WHAT THIS TASK INVOLVES
Note each line of the listing that contains the string "color", and copy it.

STORED DATA
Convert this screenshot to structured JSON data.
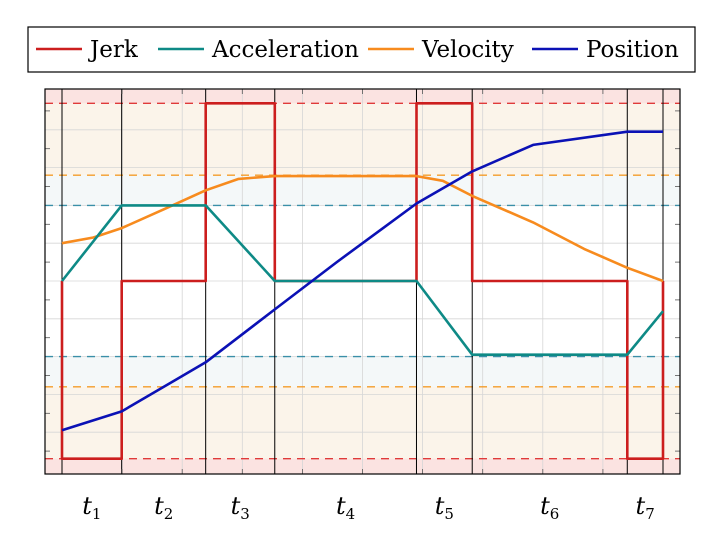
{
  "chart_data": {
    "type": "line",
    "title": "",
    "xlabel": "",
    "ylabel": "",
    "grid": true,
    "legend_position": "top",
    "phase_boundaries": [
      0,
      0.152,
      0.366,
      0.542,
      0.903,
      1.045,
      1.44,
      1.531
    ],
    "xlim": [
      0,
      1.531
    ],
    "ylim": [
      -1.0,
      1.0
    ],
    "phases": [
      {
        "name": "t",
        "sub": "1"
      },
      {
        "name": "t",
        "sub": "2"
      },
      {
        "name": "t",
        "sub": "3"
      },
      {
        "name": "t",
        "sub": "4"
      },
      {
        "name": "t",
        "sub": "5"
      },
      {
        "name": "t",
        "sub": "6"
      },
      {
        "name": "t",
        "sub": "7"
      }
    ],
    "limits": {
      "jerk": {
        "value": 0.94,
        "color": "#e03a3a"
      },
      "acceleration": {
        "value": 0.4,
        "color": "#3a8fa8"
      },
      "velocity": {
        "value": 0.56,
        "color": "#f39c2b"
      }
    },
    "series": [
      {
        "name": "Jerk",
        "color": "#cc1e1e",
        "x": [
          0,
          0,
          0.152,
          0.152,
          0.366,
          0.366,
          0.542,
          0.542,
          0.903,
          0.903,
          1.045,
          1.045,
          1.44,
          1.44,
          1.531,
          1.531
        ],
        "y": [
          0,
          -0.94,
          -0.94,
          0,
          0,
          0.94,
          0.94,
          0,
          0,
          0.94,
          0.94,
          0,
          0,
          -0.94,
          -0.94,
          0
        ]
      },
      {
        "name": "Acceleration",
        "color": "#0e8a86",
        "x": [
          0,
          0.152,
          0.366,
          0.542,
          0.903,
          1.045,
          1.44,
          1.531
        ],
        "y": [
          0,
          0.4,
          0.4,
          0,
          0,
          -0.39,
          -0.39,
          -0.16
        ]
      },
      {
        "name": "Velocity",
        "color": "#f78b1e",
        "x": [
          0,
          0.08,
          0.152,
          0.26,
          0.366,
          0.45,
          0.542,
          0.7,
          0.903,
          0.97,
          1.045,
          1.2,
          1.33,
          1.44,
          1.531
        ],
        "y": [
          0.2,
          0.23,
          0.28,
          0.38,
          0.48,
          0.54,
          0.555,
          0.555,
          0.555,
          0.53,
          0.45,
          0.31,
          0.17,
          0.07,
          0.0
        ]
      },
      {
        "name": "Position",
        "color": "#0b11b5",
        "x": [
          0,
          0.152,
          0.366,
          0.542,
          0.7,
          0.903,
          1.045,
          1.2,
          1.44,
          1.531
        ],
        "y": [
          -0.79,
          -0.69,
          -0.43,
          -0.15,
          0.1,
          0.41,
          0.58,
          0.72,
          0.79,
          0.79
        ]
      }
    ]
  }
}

TASK SOLUTION
        "color": "#e03a3a"
        "color": "#3a8fa8"
        "color": "#f39c2b"
        "color": "#cc1e1e",
        "color": "#0e8a86",
        "color": "#f78b1e",
        "color": "#0b11b5",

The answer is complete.